— Your task —
Without any of the pictures, transcribe all the lines below exactly.

(Data tied to figure images)
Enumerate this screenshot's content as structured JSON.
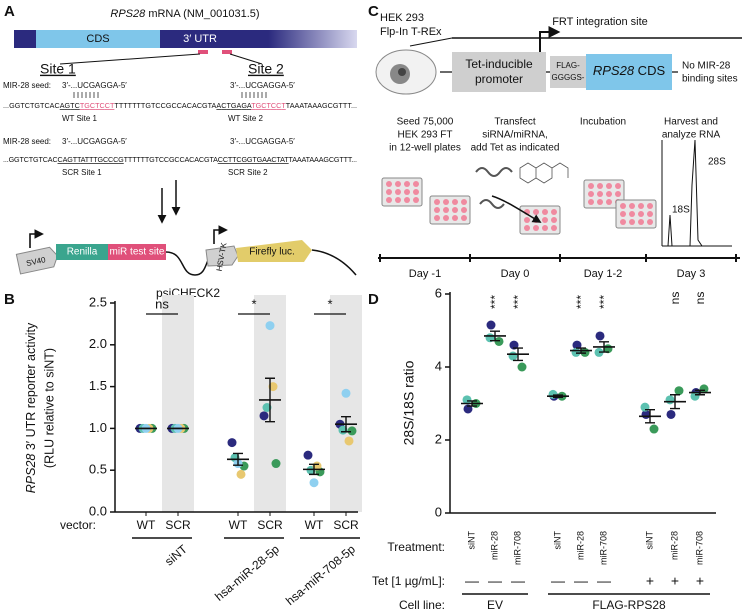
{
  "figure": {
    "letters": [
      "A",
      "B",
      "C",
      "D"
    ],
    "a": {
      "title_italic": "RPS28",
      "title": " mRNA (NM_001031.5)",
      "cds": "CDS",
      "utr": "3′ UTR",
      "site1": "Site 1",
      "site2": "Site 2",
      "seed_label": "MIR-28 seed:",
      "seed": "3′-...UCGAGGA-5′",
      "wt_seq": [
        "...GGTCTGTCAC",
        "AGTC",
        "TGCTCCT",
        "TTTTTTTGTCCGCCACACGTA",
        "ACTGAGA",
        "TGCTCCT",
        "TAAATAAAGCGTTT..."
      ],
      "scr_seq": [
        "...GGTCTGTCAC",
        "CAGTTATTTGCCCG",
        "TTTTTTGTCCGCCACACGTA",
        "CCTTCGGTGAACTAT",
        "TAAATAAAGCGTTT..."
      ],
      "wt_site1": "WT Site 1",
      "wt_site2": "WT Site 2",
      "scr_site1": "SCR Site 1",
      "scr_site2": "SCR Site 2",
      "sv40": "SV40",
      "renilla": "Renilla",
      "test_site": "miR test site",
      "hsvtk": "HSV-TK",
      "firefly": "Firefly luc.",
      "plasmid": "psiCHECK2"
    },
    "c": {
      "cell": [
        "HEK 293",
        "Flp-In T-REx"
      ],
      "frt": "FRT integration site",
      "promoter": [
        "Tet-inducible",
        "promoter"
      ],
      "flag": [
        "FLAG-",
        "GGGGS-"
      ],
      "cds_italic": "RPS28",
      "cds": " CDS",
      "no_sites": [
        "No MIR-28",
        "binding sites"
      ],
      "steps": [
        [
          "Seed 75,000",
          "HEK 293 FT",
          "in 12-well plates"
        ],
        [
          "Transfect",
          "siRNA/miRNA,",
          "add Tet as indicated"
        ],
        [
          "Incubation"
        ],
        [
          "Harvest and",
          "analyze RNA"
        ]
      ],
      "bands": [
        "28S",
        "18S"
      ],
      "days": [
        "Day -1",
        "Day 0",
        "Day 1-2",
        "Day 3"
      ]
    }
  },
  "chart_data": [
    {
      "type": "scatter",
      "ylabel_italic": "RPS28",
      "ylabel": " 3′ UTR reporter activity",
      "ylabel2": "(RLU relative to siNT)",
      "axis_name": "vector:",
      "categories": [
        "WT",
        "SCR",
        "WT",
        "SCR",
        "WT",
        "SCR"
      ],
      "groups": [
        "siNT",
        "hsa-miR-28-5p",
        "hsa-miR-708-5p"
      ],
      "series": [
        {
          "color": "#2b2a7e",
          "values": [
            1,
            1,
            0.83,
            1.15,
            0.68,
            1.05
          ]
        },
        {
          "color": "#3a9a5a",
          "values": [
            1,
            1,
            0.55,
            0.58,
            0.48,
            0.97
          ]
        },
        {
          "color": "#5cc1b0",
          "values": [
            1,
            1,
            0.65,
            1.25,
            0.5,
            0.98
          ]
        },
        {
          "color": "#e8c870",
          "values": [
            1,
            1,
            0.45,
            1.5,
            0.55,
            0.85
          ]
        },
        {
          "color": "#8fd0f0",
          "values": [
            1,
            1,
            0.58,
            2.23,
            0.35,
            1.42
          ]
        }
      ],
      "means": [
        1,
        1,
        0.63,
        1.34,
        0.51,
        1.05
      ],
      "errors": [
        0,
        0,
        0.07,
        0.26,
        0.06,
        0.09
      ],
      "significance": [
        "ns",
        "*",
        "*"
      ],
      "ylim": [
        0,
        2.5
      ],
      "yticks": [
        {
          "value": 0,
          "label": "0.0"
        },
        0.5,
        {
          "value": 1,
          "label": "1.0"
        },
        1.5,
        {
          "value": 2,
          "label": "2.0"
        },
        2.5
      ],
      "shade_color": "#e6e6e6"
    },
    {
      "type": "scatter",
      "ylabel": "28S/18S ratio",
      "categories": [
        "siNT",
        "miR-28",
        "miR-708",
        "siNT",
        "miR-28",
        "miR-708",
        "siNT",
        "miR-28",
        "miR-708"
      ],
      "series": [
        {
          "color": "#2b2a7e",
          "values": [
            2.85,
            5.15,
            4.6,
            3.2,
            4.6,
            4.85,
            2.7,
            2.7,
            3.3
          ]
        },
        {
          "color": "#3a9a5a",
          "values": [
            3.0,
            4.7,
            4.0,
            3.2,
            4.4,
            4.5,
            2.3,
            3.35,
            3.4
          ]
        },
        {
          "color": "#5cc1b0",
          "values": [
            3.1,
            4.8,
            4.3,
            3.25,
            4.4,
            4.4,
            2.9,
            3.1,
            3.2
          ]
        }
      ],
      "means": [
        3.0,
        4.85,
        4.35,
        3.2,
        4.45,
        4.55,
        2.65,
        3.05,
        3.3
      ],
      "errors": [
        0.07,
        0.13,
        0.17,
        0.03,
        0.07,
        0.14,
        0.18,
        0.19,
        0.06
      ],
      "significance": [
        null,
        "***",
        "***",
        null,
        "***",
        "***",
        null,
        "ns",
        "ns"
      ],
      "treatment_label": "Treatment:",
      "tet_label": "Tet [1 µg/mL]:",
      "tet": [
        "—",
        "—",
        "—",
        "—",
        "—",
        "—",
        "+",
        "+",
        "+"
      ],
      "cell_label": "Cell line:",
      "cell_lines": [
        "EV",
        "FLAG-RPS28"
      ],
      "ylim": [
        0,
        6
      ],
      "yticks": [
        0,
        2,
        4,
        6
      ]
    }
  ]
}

— Result for this exercise —
Enumerate this screenshot's content as structured JSON.
{
  "figure": {
    "letters": [
      "A",
      "B",
      "C",
      "D"
    ],
    "a": {
      "title_italic": "RPS28",
      "title": " mRNA (NM_001031.5)",
      "cds": "CDS",
      "utr": "3′ UTR",
      "site1": "Site 1",
      "site2": "Site 2",
      "seed_label": "MIR-28 seed:",
      "seed": "3′-...UCGAGGA-5′",
      "wt_seq": [
        "...GGTCTGTCAC",
        "AGTC",
        "TGCTCCT",
        "TTTTTTTGTCCGCCACACGTA",
        "ACTGAGA",
        "TGCTCCT",
        "TAAATAAAGCGTTT..."
      ],
      "scr_seq": [
        "...GGTCTGTCAC",
        "CAGTTATTTGCCCG",
        "TTTTTTGTCCGCCACACGTA",
        "CCTTCGGTGAACTAT",
        "TAAATAAAGCGTTT..."
      ],
      "wt_site1": "WT Site 1",
      "wt_site2": "WT Site 2",
      "scr_site1": "SCR Site 1",
      "scr_site2": "SCR Site 2",
      "sv40": "SV40",
      "renilla": "Renilla",
      "test_site": "miR test site",
      "hsvtk": "HSV-TK",
      "firefly": "Firefly luc.",
      "plasmid": "psiCHECK2"
    },
    "c": {
      "cell": [
        "HEK 293",
        "Flp-In T-REx"
      ],
      "frt": "FRT integration site",
      "promoter": [
        "Tet-inducible",
        "promoter"
      ],
      "flag": [
        "FLAG-",
        "GGGGS-"
      ],
      "cds_italic": "RPS28",
      "cds": " CDS",
      "no_sites": [
        "No MIR-28",
        "binding sites"
      ],
      "steps": [
        [
          "Seed 75,000",
          "HEK 293 FT",
          "in 12-well plates"
        ],
        [
          "Transfect",
          "siRNA/miRNA,",
          "add Tet as indicated"
        ],
        [
          "Incubation"
        ],
        [
          "Harvest and",
          "analyze RNA"
        ]
      ],
      "bands": [
        "28S",
        "18S"
      ],
      "days": [
        "Day -1",
        "Day 0",
        "Day 1-2",
        "Day 3"
      ]
    }
  },
  "chart_data": [
    {
      "type": "scatter",
      "ylabel_italic": "RPS28",
      "ylabel": " 3′ UTR reporter activity",
      "ylabel2": "(RLU relative to siNT)",
      "axis_name": "vector:",
      "categories": [
        "WT",
        "SCR",
        "WT",
        "SCR",
        "WT",
        "SCR"
      ],
      "groups": [
        "siNT",
        "hsa-miR-28-5p",
        "hsa-miR-708-5p"
      ],
      "series": [
        {
          "color": "#2b2a7e",
          "values": [
            1,
            1,
            0.83,
            1.15,
            0.68,
            1.05
          ]
        },
        {
          "color": "#3a9a5a",
          "values": [
            1,
            1,
            0.55,
            0.58,
            0.48,
            0.97
          ]
        },
        {
          "color": "#5cc1b0",
          "values": [
            1,
            1,
            0.65,
            1.25,
            0.5,
            0.98
          ]
        },
        {
          "color": "#e8c870",
          "values": [
            1,
            1,
            0.45,
            1.5,
            0.55,
            0.85
          ]
        },
        {
          "color": "#8fd0f0",
          "values": [
            1,
            1,
            0.58,
            2.23,
            0.35,
            1.42
          ]
        }
      ],
      "means": [
        1,
        1,
        0.63,
        1.34,
        0.51,
        1.05
      ],
      "errors": [
        0,
        0,
        0.07,
        0.26,
        0.06,
        0.09
      ],
      "significance": [
        "ns",
        "*",
        "*"
      ],
      "ylim": [
        0,
        2.5
      ],
      "yticks": [
        {
          "value": 0,
          "label": "0.0"
        },
        0.5,
        {
          "value": 1,
          "label": "1.0"
        },
        1.5,
        {
          "value": 2,
          "label": "2.0"
        },
        2.5
      ],
      "shade_color": "#e6e6e6"
    },
    {
      "type": "scatter",
      "ylabel": "28S/18S ratio",
      "categories": [
        "siNT",
        "miR-28",
        "miR-708",
        "siNT",
        "miR-28",
        "miR-708",
        "siNT",
        "miR-28",
        "miR-708"
      ],
      "series": [
        {
          "color": "#2b2a7e",
          "values": [
            2.85,
            5.15,
            4.6,
            3.2,
            4.6,
            4.85,
            2.7,
            2.7,
            3.3
          ]
        },
        {
          "color": "#3a9a5a",
          "values": [
            3.0,
            4.7,
            4.0,
            3.2,
            4.4,
            4.5,
            2.3,
            3.35,
            3.4
          ]
        },
        {
          "color": "#5cc1b0",
          "values": [
            3.1,
            4.8,
            4.3,
            3.25,
            4.4,
            4.4,
            2.9,
            3.1,
            3.2
          ]
        }
      ],
      "means": [
        3.0,
        4.85,
        4.35,
        3.2,
        4.45,
        4.55,
        2.65,
        3.05,
        3.3
      ],
      "errors": [
        0.07,
        0.13,
        0.17,
        0.03,
        0.07,
        0.14,
        0.18,
        0.19,
        0.06
      ],
      "significance": [
        null,
        "***",
        "***",
        null,
        "***",
        "***",
        null,
        "ns",
        "ns"
      ],
      "treatment_label": "Treatment:",
      "tet_label": "Tet [1 µg/mL]:",
      "tet": [
        "—",
        "—",
        "—",
        "—",
        "—",
        "—",
        "+",
        "+",
        "+"
      ],
      "cell_label": "Cell line:",
      "cell_lines": [
        "EV",
        "FLAG-RPS28"
      ],
      "ylim": [
        0,
        6
      ],
      "yticks": [
        0,
        2,
        4,
        6
      ]
    }
  ]
}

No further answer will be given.